• [Task statement]:
Copy out all of the material, matching it word for word.
▬▬▬
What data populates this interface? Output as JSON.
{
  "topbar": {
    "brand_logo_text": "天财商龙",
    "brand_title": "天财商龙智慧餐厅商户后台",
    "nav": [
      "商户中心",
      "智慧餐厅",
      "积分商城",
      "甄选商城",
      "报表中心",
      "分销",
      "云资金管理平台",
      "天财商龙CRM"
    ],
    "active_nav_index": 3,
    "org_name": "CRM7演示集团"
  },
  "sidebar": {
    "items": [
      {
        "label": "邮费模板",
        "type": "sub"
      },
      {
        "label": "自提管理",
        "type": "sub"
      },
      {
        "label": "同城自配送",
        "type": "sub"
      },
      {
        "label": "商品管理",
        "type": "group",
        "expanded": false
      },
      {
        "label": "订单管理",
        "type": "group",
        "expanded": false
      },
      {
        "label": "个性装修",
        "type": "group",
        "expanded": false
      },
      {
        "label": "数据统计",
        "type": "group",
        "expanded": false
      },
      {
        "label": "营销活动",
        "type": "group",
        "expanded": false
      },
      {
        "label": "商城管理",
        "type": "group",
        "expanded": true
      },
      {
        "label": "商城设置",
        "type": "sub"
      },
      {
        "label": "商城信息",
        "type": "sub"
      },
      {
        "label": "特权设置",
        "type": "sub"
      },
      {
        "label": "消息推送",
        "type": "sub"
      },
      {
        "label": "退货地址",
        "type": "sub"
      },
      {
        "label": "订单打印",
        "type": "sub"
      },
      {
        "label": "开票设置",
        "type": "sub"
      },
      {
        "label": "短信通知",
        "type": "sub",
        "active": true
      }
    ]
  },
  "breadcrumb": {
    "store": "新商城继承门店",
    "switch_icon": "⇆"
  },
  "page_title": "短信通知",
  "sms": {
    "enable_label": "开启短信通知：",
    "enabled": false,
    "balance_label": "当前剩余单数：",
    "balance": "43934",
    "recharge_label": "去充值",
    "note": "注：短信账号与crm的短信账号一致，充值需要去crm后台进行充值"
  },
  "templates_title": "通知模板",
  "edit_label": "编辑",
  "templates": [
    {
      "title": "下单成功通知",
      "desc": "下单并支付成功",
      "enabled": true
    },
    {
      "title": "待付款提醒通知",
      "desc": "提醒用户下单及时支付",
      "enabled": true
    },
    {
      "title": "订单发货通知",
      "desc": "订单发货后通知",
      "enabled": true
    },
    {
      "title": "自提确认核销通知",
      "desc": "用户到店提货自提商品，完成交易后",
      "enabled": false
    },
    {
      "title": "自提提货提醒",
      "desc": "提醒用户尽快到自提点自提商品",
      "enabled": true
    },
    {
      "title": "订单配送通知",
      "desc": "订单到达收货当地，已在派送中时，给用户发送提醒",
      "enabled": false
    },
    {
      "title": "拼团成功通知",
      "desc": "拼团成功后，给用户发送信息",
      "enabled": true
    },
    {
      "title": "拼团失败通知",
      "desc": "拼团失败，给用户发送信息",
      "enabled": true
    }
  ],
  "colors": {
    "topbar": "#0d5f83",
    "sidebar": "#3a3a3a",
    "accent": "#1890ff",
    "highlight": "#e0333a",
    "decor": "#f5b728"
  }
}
▬▬▬
• [Response below]:
What data populates this interface? Output as JSON.
{
  "topbar": {
    "brand_logo_text": "天财商龙",
    "brand_title": "天财商龙智慧餐厅商户后台",
    "nav": [
      "商户中心",
      "智慧餐厅",
      "积分商城",
      "甄选商城",
      "报表中心",
      "分销",
      "云资金管理平台",
      "天财商龙CRM"
    ],
    "active_nav_index": 3,
    "org_name": "CRM7演示集团"
  },
  "sidebar": {
    "items": [
      {
        "label": "邮费模板",
        "type": "sub"
      },
      {
        "label": "自提管理",
        "type": "sub"
      },
      {
        "label": "同城自配送",
        "type": "sub"
      },
      {
        "label": "商品管理",
        "type": "group",
        "expanded": false
      },
      {
        "label": "订单管理",
        "type": "group",
        "expanded": false
      },
      {
        "label": "个性装修",
        "type": "group",
        "expanded": false
      },
      {
        "label": "数据统计",
        "type": "group",
        "expanded": false
      },
      {
        "label": "营销活动",
        "type": "group",
        "expanded": false
      },
      {
        "label": "商城管理",
        "type": "group",
        "expanded": true
      },
      {
        "label": "商城设置",
        "type": "sub"
      },
      {
        "label": "商城信息",
        "type": "sub"
      },
      {
        "label": "特权设置",
        "type": "sub"
      },
      {
        "label": "消息推送",
        "type": "sub"
      },
      {
        "label": "退货地址",
        "type": "sub"
      },
      {
        "label": "订单打印",
        "type": "sub"
      },
      {
        "label": "开票设置",
        "type": "sub"
      },
      {
        "label": "短信通知",
        "type": "sub",
        "active": true
      }
    ]
  },
  "breadcrumb": {
    "store": "新商城继承门店",
    "switch_icon": "⇆"
  },
  "page_title": "短信通知",
  "sms": {
    "enable_label": "开启短信通知：",
    "enabled": false,
    "balance_label": "当前剩余单数：",
    "balance": "43934",
    "recharge_label": "去充值",
    "note": "注：短信账号与crm的短信账号一致，充值需要去crm后台进行充值"
  },
  "templates_title": "通知模板",
  "edit_label": "编辑",
  "templates": [
    {
      "title": "下单成功通知",
      "desc": "下单并支付成功",
      "enabled": true
    },
    {
      "title": "待付款提醒通知",
      "desc": "提醒用户下单及时支付",
      "enabled": true
    },
    {
      "title": "订单发货通知",
      "desc": "订单发货后通知",
      "enabled": true
    },
    {
      "title": "自提确认核销通知",
      "desc": "用户到店提货自提商品，完成交易后",
      "enabled": false
    },
    {
      "title": "自提提货提醒",
      "desc": "提醒用户尽快到自提点自提商品",
      "enabled": true
    },
    {
      "title": "订单配送通知",
      "desc": "订单到达收货当地，已在派送中时，给用户发送提醒",
      "enabled": false
    },
    {
      "title": "拼团成功通知",
      "desc": "拼团成功后，给用户发送信息",
      "enabled": true
    },
    {
      "title": "拼团失败通知",
      "desc": "拼团失败，给用户发送信息",
      "enabled": true
    }
  ],
  "colors": {
    "topbar": "#0d5f83",
    "sidebar": "#3a3a3a",
    "accent": "#1890ff",
    "highlight": "#e0333a",
    "decor": "#f5b728"
  }
}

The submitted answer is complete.